### Description of the task:
Count how many lines in this material contain "page". The answer is that number alone.
————
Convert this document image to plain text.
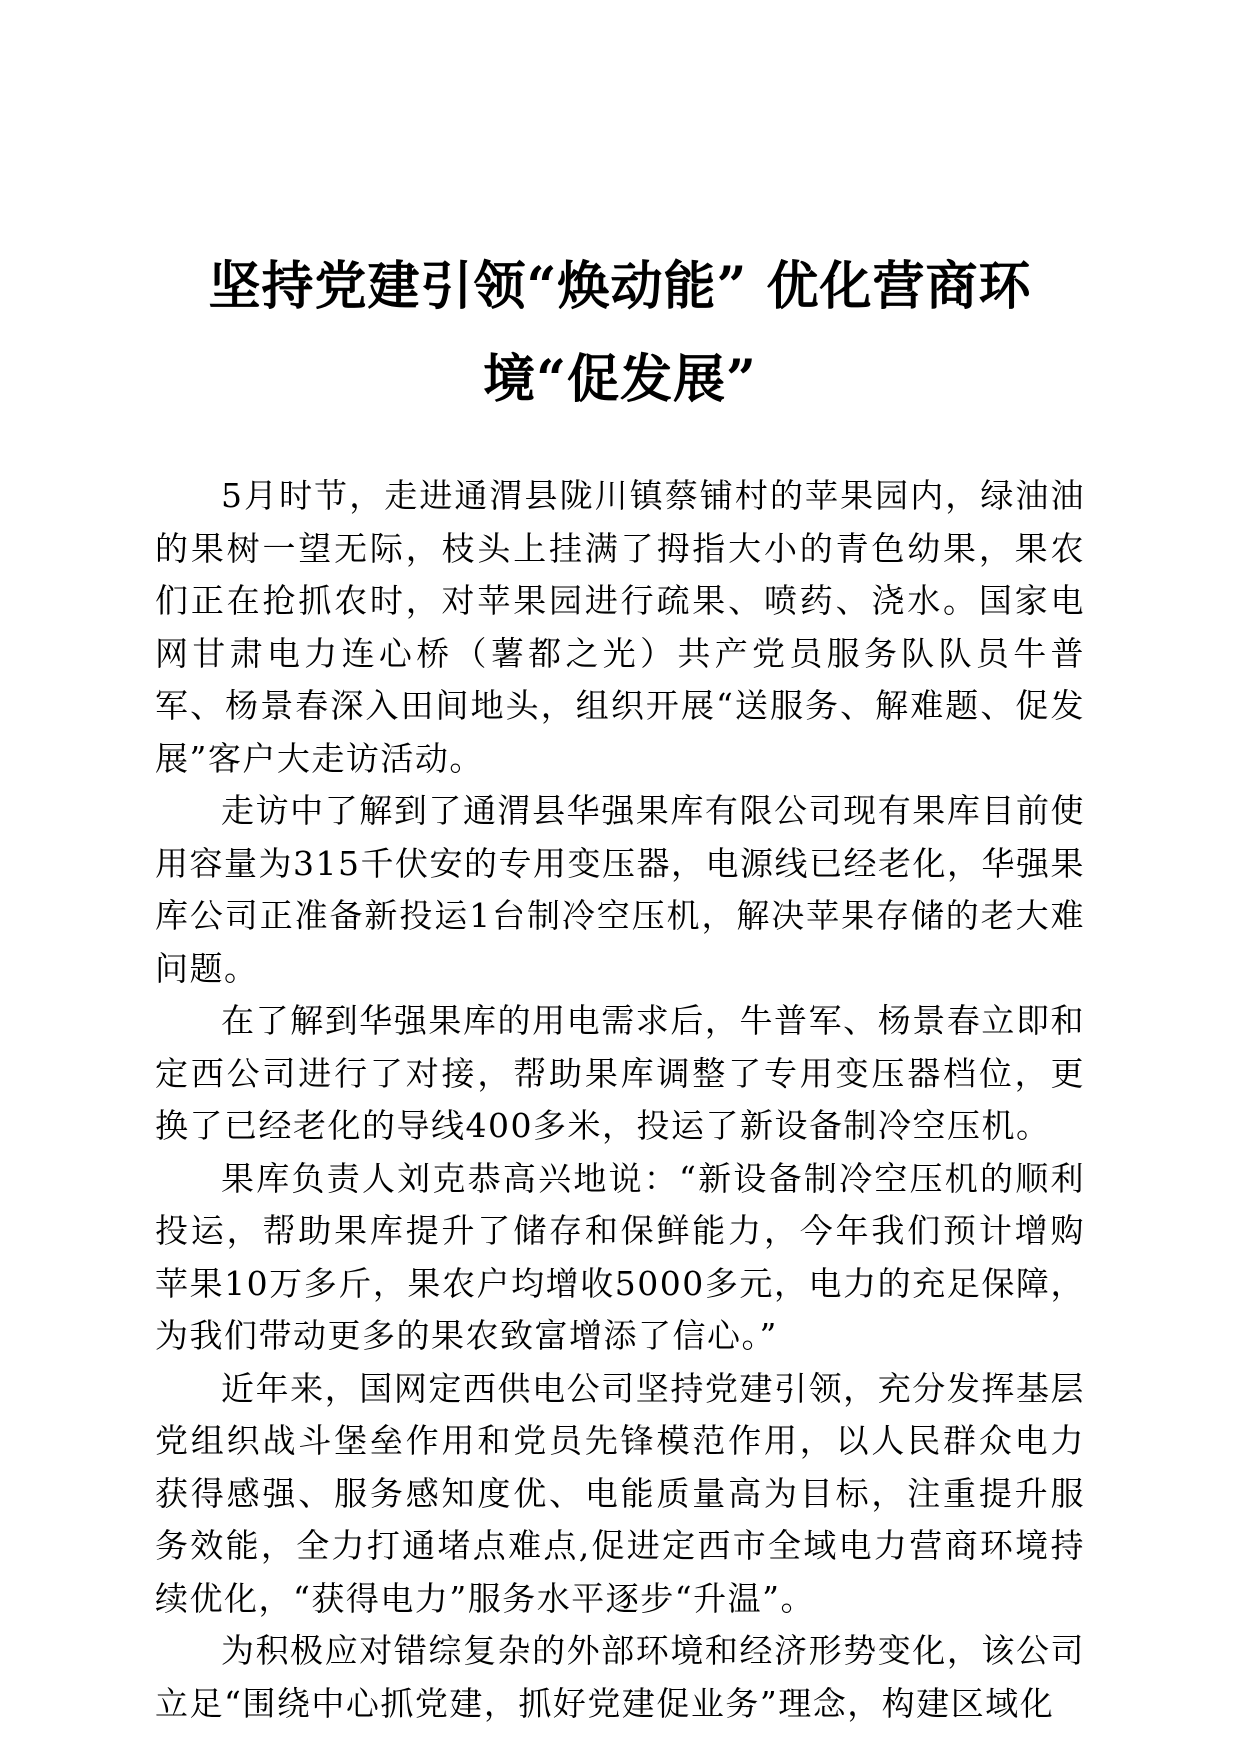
坚持党建引领“焕动能” 优化营商环境“促发展”

5月时节，走进通渭县陇川镇蔡铺村的苹果园内，绿油油的果树一望无际，枝头上挂满了拇指大小的青色幼果，果农们正在抢抓农时，对苹果园进行疏果、喷药、浇水。国家电网甘肃电力连心桥（薯都之光）共产党员服务队队员牛普军、杨景春深入田间地头，组织开展“送服务、解难题、促发展”客户大走访活动。

走访中了解到了通渭县华强果库有限公司现有果库目前使用容量为315千伏安的专用变压器，电源线已经老化，华强果库公司正准备新投运1台制冷空压机，解决苹果存储的老大难问题。

在了解到华强果库的用电需求后，牛普军、杨景春立即和定西公司进行了对接，帮助果库调整了专用变压器档位，更换了已经老化的导线400多米，投运了新设备制冷空压机。

果库负责人刘克恭高兴地说：“新设备制冷空压机的顺利投运，帮助果库提升了储存和保鲜能力，今年我们预计增购苹果10万多斤，果农户均增收5000多元，电力的充足保障，为我们带动更多的果农致富增添了信心。”

近年来，国网定西供电公司坚持党建引领，充分发挥基层党组织战斗堡垒作用和党员先锋模范作用，以人民群众电力获得感强、服务感知度优、电能质量高为目标，注重提升服务效能，全力打通堵点难点,促进定西市全域电力营商环境持续优化，“获得电力”服务水平逐步“升温”。

为积极应对错综复杂的外部环境和经济形势变化，该公司立足“围绕中心抓党建，抓好党建促业务”理念，构建区域化
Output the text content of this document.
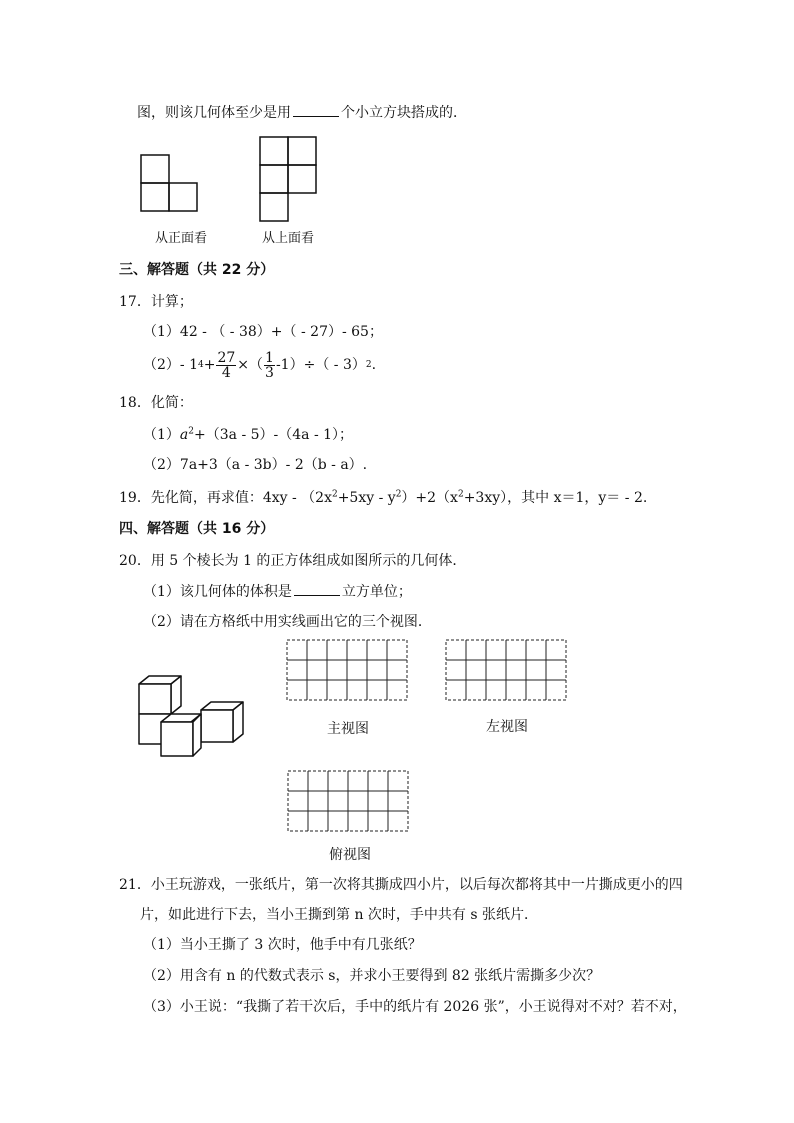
图，则该几何体至少是用	个小立方块搭成的．
从正面看	从上面看
三、解答题（共 22 分）
17．计算；
（1）42 - （ - 38）+（ - 27）- 65；
（2）- 1 $4 + \frac{27}{4}$ ×（ $\frac{1}{3} -1)\div( - 3)$ 2 .
18．化简：
$(1)a^2+(3a - 5)-(4a - 1)$；
（2）7a+3（a - 3b）- 2（b - a）.
19．先化简，再求值：$4xy - (2x^2+5xy - y^2)+2(x^2+3xy)$，其中 x＝1，y＝ - 2.
四、解答题（共 16 分）
20．用 5 个棱长为 1 的正方体组成如图所示的几何体．
（1）该几何体的体积是	立方单位；
（2）请在方格纸中用实线画出它的三个视图．
主视图	左视图
俯视图
21．小王玩游戏，一张纸片，第一次将其撕成四小片，以后每次都将其中一片撕成更小的四
片，如此进行下去，当小王撕到第 n 次时，手中共有 s 张纸片．
（1）当小王撕了 3 次时，他手中有几张纸？
（2）用含有 n 的代数式表示 s，并求小王要得到 82 张纸片需撕多少次？
（3）小王说：“我撕了若干次后，手中的纸片有 2026 张”，小王说得对不对？若不对，
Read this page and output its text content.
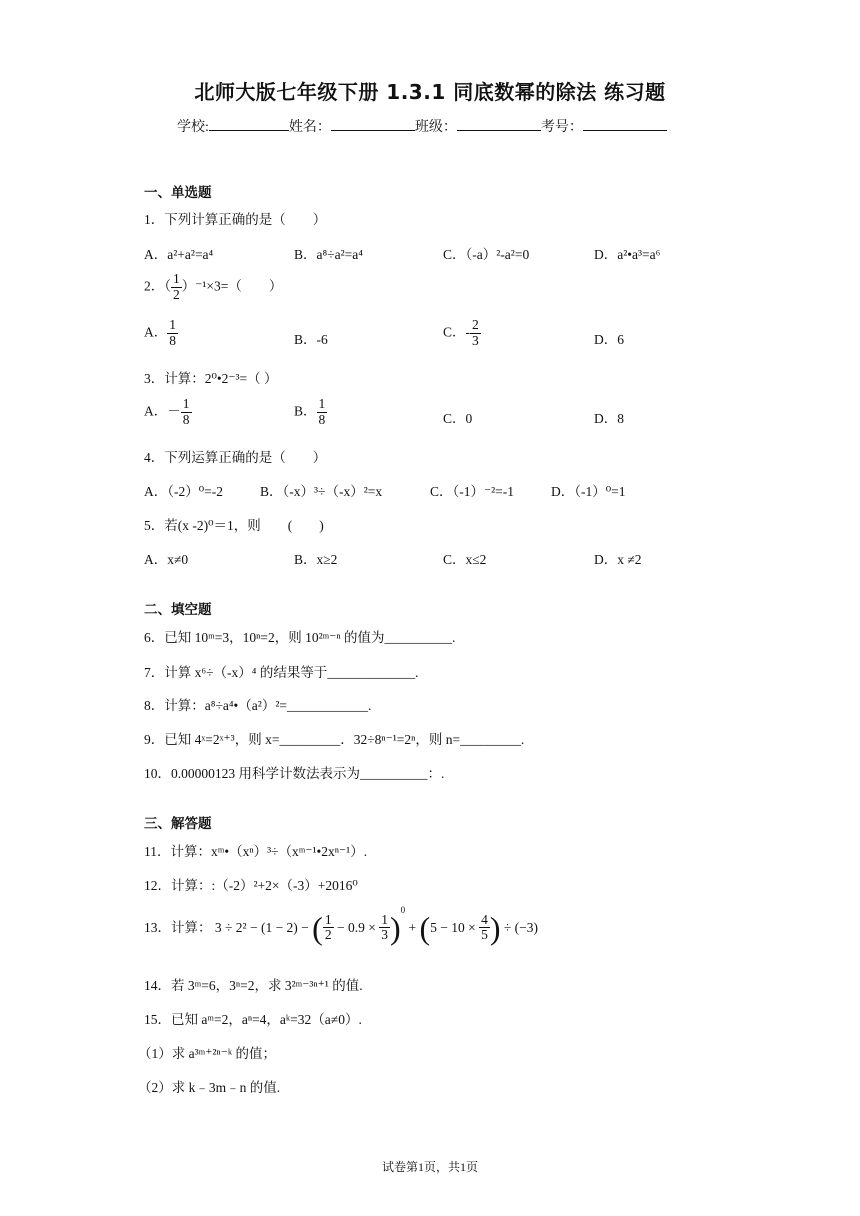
北师大版七年级下册 1.3.1 同底数幂的除法 练习题
学校:	姓名：	班级：	考号：
一、单选题
1．下列计算正确的是（　　）
A．a²+a²=a⁴	B．a⁸÷a²=a⁴	C．（-a）²-a²=0	D．a²•a³=a⁶
2．（ $\frac{1}{2} )^{-1}\times 3=$（　　）
A． $\frac{1}{8}$	B．-6
C．- $\frac{2}{3}$	D．6
3．计算：2⁰•2⁻³=（ ）
A．－ $\frac{1}{8}$	B． $\frac{1}{8}$	C．0	D．8
4．下列运算正确的是（　　）
A．（-2）⁰=-2	B．（-x）³÷（-x）²=x	C．（-1）⁻²=-1	D．（-1）⁰=1
5．若(x -2)⁰＝1，则　　(　　)
A．x≠0	B．x≥2	C．x≤2	D．x ≠2
二、填空题
6．已知 10ᵐ=3，10ⁿ=2，则 10²ᵐ⁻ⁿ 的值为__________.
7．计算 x⁶÷（-x）⁴ 的结果等于_____________.
8．计算：a⁸÷a⁴•（a²）²=____________.
9．已知 4ˣ=2ˣ⁺³，则 x=_________．32÷8ⁿ⁻¹=2ⁿ，则 n=_________.
10．0.00000123 用科学计数法表示为__________：.
三、解答题
11．计算：xᵐ•（xⁿ）³÷（xᵐ⁻¹•2xⁿ⁻¹）.
12．计算：:（-2）²+2×（-3）+2016⁰
13．计算： 3 ÷ 2² − (1 − 2) − ( $\frac{1}{2} - 0.9 \times \frac{1}{3} )^0 + (5 - 10 \times \frac{4}{5}$ ) ÷ (−3)
14．若 3ᵐ=6，3ⁿ=2，求 3²ᵐ⁻³ⁿ⁺¹ 的值.
15．已知 aᵐ=2，aⁿ=4，aᵏ=32（a≠0）.
（1）求 a³ᵐ⁺²ⁿ⁻ᵏ 的值；
（2）求 k﹣3m﹣n 的值.
试卷第1页，共1页
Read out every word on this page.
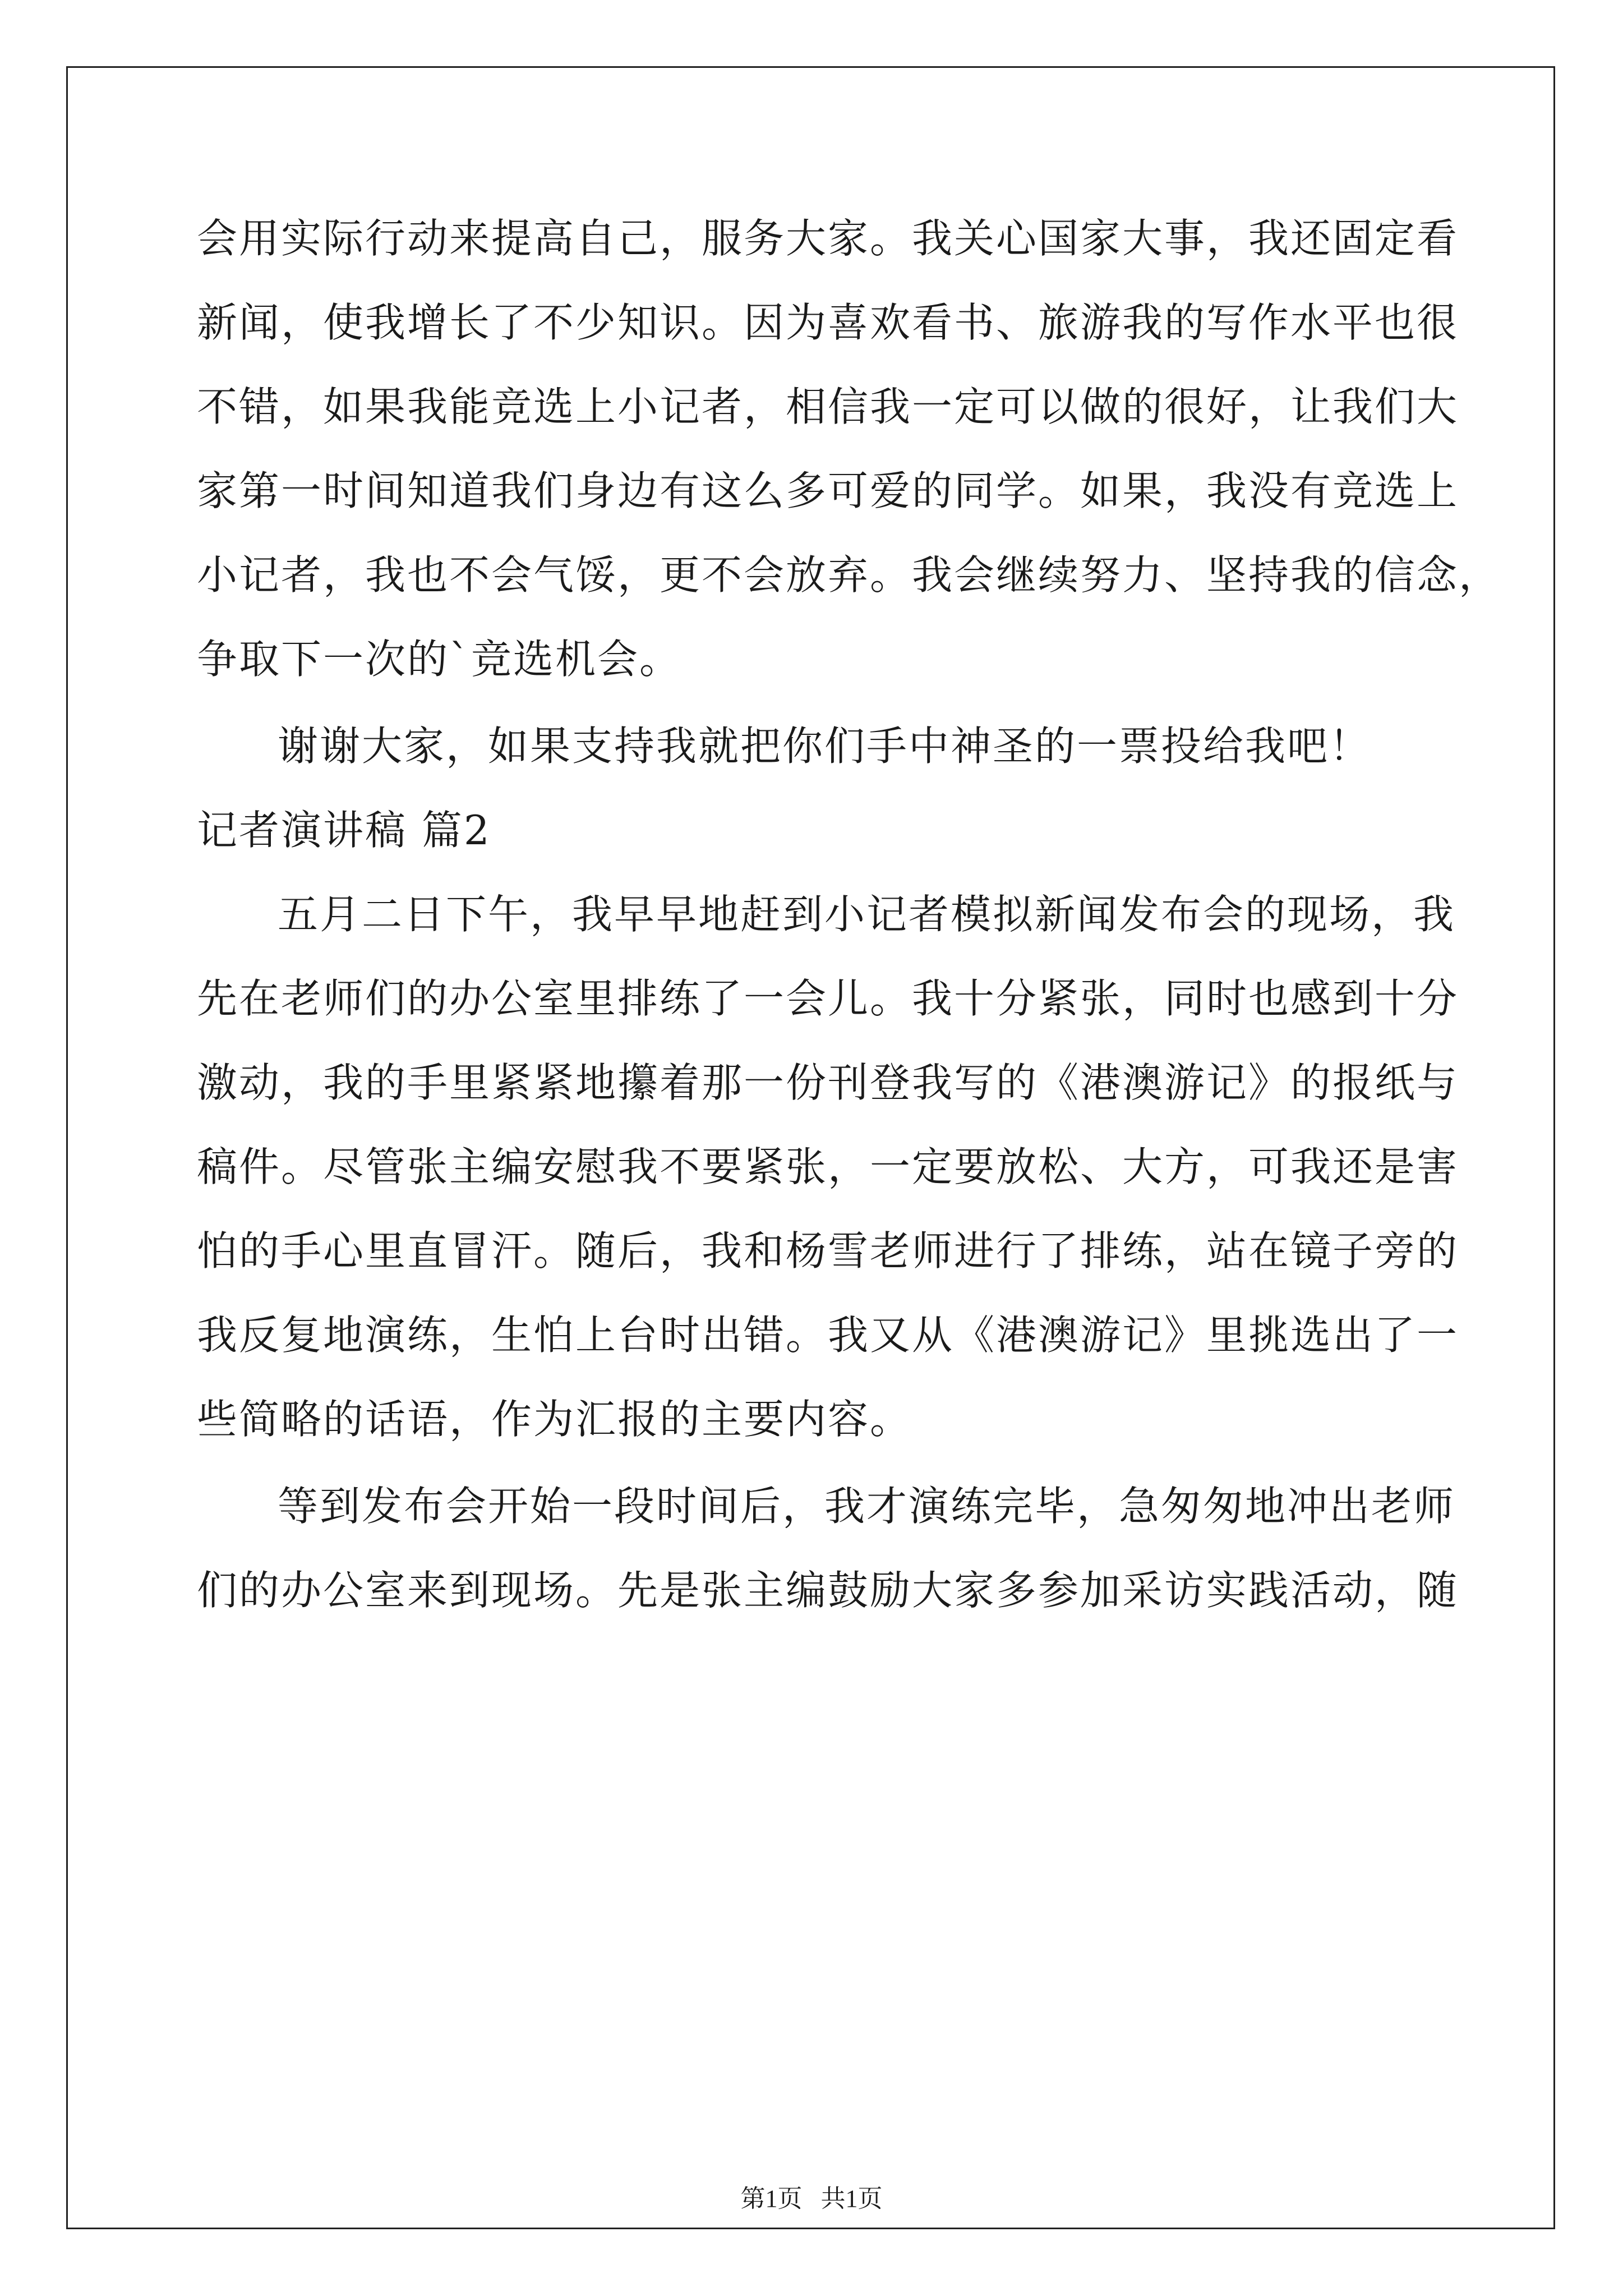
会用实际行动来提高自己，服务大家。我关心国家大事，我还固定看
新闻，使我增长了不少知识。因为喜欢看书、旅游我的写作水平也很
不错，如果我能竞选上小记者，相信我一定可以做的很好，让我们大
家第一时间知道我们身边有这么多可爱的同学。如果，我没有竞选上
小记者，我也不会气馁，更不会放弃。我会继续努力、坚持我的信念，
争取下一次的`竞选机会。
谢谢大家，如果支持我就把你们手中神圣的一票投给我吧！
记者演讲稿 篇2
五月二日下午，我早早地赶到小记者模拟新闻发布会的现场，我
先在老师们的办公室里排练了一会儿。我十分紧张，同时也感到十分
激动，我的手里紧紧地攥着那一份刊登我写的《港澳游记》的报纸与
稿件。尽管张主编安慰我不要紧张，一定要放松、大方，可我还是害
怕的手心里直冒汗。随后，我和杨雪老师进行了排练，站在镜子旁的
我反复地演练，生怕上台时出错。我又从《港澳游记》里挑选出了一
些简略的话语，作为汇报的主要内容。
等到发布会开始一段时间后，我才演练完毕，急匆匆地冲出老师
们的办公室来到现场。先是张主编鼓励大家多参加采访实践活动，随
第1页   共1页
————
### Problem solution:
2